▶ **GIVEN TASK**
Output the data below in full, character for character.

▶ **DATA ENTRIES**
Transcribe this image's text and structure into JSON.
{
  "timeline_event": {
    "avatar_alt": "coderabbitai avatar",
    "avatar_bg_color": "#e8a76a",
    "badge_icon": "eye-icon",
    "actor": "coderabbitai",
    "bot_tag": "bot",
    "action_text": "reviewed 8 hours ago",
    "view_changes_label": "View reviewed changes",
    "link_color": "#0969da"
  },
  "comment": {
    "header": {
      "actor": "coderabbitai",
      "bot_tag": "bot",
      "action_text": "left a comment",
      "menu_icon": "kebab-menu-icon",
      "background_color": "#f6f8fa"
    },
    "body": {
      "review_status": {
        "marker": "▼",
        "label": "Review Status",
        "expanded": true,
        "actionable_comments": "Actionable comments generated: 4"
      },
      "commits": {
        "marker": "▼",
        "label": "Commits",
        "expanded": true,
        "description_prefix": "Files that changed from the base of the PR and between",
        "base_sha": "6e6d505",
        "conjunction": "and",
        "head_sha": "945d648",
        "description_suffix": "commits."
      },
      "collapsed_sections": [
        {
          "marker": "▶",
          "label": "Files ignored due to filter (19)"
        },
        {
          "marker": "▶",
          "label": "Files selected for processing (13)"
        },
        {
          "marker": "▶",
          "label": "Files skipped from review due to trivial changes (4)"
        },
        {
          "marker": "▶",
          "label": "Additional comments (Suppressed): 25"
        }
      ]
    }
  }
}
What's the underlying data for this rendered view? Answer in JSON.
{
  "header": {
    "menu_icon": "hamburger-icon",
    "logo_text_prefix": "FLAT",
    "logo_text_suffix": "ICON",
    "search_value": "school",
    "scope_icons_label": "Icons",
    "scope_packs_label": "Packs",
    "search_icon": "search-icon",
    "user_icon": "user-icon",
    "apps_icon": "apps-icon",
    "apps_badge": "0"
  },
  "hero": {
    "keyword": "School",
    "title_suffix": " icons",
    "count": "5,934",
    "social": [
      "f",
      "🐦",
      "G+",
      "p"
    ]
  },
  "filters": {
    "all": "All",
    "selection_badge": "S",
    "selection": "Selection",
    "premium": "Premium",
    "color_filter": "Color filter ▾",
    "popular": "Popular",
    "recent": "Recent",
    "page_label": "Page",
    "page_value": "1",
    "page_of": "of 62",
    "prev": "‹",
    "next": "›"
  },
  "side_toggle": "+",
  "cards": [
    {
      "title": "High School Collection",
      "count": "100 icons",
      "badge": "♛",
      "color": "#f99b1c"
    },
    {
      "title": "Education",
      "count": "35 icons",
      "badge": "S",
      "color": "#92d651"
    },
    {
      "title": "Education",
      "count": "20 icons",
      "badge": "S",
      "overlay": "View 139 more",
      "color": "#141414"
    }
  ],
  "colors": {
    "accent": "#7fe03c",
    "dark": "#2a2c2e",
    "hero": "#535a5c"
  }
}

▶ **SOLUTION TO THE PROBLEM**
Transcribe this image's text and structure into JSON.
{
  "timeline_event": {
    "avatar_alt": "coderabbitai avatar",
    "avatar_bg_color": "#e8a76a",
    "badge_icon": "eye-icon",
    "actor": "coderabbitai",
    "bot_tag": "bot",
    "action_text": "reviewed 8 hours ago",
    "view_changes_label": "View reviewed changes",
    "link_color": "#0969da"
  },
  "comment": {
    "header": {
      "actor": "coderabbitai",
      "bot_tag": "bot",
      "action_text": "left a comment",
      "menu_icon": "kebab-menu-icon",
      "background_color": "#f6f8fa"
    },
    "body": {
      "review_status": {
        "marker": "▼",
        "label": "Review Status",
        "expanded": true,
        "actionable_comments": "Actionable comments generated: 4"
      },
      "commits": {
        "marker": "▼",
        "label": "Commits",
        "expanded": true,
        "description_prefix": "Files that changed from the base of the PR and between",
        "base_sha": "6e6d505",
        "conjunction": "and",
        "head_sha": "945d648",
        "description_suffix": "commits."
      },
      "collapsed_sections": [
        {
          "marker": "▶",
          "label": "Files ignored due to filter (19)"
        },
        {
          "marker": "▶",
          "label": "Files selected for processing (13)"
        },
        {
          "marker": "▶",
          "label": "Files skipped from review due to trivial changes (4)"
        },
        {
          "marker": "▶",
          "label": "Additional comments (Suppressed): 25"
        }
      ]
    }
  }
}
What's the underlying data for this rendered view? Answer in JSON.
{
  "header": {
    "menu_icon": "hamburger-icon",
    "logo_text_prefix": "FLAT",
    "logo_text_suffix": "ICON",
    "search_value": "school",
    "scope_icons_label": "Icons",
    "scope_packs_label": "Packs",
    "search_icon": "search-icon",
    "user_icon": "user-icon",
    "apps_icon": "apps-icon",
    "apps_badge": "0"
  },
  "hero": {
    "keyword": "School",
    "title_suffix": " icons",
    "count": "5,934",
    "social": [
      "f",
      "🐦",
      "G+",
      "p"
    ]
  },
  "filters": {
    "all": "All",
    "selection_badge": "S",
    "selection": "Selection",
    "premium": "Premium",
    "color_filter": "Color filter ▾",
    "popular": "Popular",
    "recent": "Recent",
    "page_label": "Page",
    "page_value": "1",
    "page_of": "of 62",
    "prev": "‹",
    "next": "›"
  },
  "side_toggle": "+",
  "cards": [
    {
      "title": "High School Collection",
      "count": "100 icons",
      "badge": "♛",
      "color": "#f99b1c"
    },
    {
      "title": "Education",
      "count": "35 icons",
      "badge": "S",
      "color": "#92d651"
    },
    {
      "title": "Education",
      "count": "20 icons",
      "badge": "S",
      "overlay": "View 139 more",
      "color": "#141414"
    }
  ],
  "colors": {
    "accent": "#7fe03c",
    "dark": "#2a2c2e",
    "hero": "#535a5c"
  }
}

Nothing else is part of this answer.